Rows from a figure dataset:
-------------------------

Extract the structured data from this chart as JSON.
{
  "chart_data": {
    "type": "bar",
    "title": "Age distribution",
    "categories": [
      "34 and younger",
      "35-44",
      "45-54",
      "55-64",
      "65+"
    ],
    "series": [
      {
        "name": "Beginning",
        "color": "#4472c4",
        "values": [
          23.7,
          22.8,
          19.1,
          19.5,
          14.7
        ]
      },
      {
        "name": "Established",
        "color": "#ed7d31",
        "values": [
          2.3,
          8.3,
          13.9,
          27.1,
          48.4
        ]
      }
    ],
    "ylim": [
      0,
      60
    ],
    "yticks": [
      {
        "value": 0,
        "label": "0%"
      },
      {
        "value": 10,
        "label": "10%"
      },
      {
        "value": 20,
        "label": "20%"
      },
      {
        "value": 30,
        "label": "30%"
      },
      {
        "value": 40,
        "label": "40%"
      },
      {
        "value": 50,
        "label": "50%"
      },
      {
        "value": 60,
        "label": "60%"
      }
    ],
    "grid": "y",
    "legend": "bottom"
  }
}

-------------------------

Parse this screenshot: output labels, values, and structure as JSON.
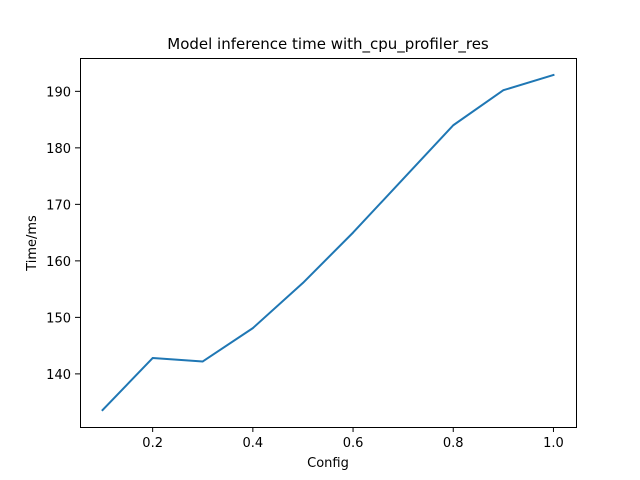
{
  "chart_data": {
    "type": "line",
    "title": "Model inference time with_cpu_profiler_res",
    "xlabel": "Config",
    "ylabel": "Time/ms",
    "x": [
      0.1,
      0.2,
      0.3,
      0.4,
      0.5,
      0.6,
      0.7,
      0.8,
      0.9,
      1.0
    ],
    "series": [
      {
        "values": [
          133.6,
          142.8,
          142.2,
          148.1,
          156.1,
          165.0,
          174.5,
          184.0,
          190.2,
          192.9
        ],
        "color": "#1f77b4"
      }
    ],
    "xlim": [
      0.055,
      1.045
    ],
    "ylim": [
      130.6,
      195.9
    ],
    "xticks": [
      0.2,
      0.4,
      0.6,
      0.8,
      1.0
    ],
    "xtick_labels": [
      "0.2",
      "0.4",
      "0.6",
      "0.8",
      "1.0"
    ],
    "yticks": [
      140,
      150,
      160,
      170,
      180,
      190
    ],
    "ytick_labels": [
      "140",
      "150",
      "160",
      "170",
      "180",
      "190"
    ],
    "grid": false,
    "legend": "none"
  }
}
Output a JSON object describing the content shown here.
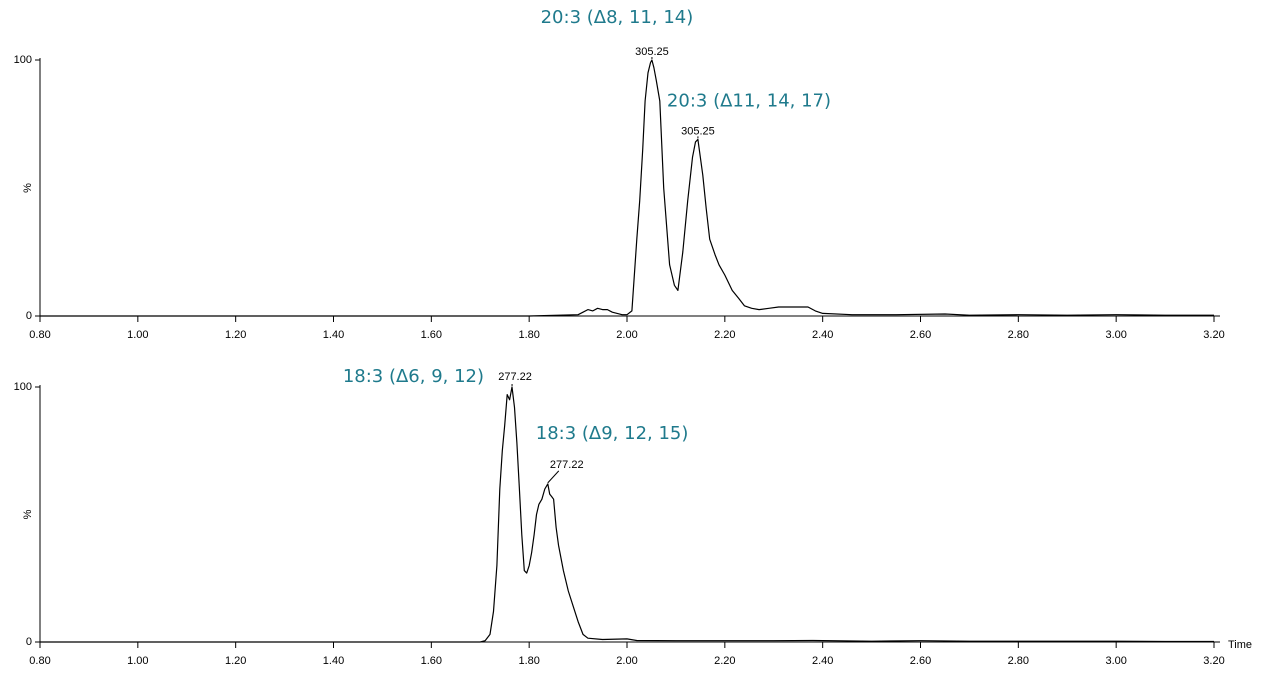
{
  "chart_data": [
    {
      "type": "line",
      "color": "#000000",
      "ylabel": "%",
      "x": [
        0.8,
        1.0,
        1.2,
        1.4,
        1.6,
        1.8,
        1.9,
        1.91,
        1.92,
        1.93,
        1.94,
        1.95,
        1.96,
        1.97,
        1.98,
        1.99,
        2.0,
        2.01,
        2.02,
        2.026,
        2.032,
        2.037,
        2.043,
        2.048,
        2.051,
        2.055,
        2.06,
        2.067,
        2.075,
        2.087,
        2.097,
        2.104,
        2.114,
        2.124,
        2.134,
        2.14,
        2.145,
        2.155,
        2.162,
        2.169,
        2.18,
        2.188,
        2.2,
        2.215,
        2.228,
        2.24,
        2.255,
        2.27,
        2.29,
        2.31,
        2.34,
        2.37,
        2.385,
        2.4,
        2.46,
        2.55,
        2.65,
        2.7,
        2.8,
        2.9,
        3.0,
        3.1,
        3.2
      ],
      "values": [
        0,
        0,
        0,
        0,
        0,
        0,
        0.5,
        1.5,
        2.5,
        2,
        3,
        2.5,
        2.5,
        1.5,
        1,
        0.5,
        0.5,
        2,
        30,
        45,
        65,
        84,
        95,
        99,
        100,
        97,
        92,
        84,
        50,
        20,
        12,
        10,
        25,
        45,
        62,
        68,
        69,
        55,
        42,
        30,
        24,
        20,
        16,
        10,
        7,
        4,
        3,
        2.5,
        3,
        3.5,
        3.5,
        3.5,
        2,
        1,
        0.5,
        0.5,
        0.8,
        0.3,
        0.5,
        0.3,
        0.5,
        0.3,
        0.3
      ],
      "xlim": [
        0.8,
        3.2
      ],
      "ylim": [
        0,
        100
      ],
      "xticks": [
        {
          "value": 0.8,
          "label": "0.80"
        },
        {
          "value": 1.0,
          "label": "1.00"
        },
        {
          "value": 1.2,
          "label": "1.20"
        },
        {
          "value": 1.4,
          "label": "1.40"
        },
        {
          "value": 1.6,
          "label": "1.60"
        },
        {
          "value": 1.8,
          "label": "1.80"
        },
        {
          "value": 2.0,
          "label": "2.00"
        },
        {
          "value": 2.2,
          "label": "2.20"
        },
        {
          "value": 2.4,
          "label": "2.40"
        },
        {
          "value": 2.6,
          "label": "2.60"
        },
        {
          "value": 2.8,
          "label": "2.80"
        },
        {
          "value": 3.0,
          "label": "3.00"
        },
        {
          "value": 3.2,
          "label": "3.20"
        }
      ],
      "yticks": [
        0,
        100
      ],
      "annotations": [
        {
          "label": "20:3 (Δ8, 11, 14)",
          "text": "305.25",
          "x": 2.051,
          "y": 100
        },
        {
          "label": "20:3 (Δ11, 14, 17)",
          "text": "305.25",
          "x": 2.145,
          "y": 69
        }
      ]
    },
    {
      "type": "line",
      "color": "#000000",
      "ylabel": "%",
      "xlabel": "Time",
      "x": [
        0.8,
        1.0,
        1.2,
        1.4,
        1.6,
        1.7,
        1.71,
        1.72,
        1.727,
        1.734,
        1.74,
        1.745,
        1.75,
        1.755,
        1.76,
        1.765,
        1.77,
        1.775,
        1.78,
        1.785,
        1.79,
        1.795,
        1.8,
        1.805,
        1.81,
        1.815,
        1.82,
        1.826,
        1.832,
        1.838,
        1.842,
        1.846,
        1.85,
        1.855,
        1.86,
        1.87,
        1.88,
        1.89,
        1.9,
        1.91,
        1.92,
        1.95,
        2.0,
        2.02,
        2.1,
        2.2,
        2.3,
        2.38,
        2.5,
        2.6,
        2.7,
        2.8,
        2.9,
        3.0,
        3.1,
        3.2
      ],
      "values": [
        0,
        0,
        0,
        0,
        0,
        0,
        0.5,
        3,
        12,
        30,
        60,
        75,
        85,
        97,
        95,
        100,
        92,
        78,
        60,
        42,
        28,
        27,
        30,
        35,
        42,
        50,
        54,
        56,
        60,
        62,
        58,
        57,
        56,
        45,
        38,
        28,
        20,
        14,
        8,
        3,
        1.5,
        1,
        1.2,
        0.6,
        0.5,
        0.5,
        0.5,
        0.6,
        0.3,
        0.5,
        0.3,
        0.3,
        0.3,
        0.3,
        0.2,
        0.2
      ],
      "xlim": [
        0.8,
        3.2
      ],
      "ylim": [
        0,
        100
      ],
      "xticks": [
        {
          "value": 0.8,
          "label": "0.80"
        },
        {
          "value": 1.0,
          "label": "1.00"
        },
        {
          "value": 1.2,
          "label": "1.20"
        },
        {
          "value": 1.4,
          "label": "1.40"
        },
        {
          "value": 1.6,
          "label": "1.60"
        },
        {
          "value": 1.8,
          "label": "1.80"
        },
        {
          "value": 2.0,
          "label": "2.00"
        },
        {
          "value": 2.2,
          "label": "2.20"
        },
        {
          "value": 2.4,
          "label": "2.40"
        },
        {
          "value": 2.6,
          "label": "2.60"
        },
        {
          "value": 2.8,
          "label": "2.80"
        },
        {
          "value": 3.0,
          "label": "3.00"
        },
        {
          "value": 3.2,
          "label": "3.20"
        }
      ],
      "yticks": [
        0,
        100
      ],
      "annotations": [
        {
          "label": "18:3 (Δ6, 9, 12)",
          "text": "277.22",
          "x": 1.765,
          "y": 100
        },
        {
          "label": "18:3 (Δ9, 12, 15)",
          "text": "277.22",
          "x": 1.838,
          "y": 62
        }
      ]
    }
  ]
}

-------------------------

Pick out and copy the lines of the entries that hold the string "JSON".

▶ [SOLUTION]
Extract the structured data from this chart as JSON.
Parse this screenshot: output labels, values, and structure as JSON.
Output a JSON object describing the content shown here.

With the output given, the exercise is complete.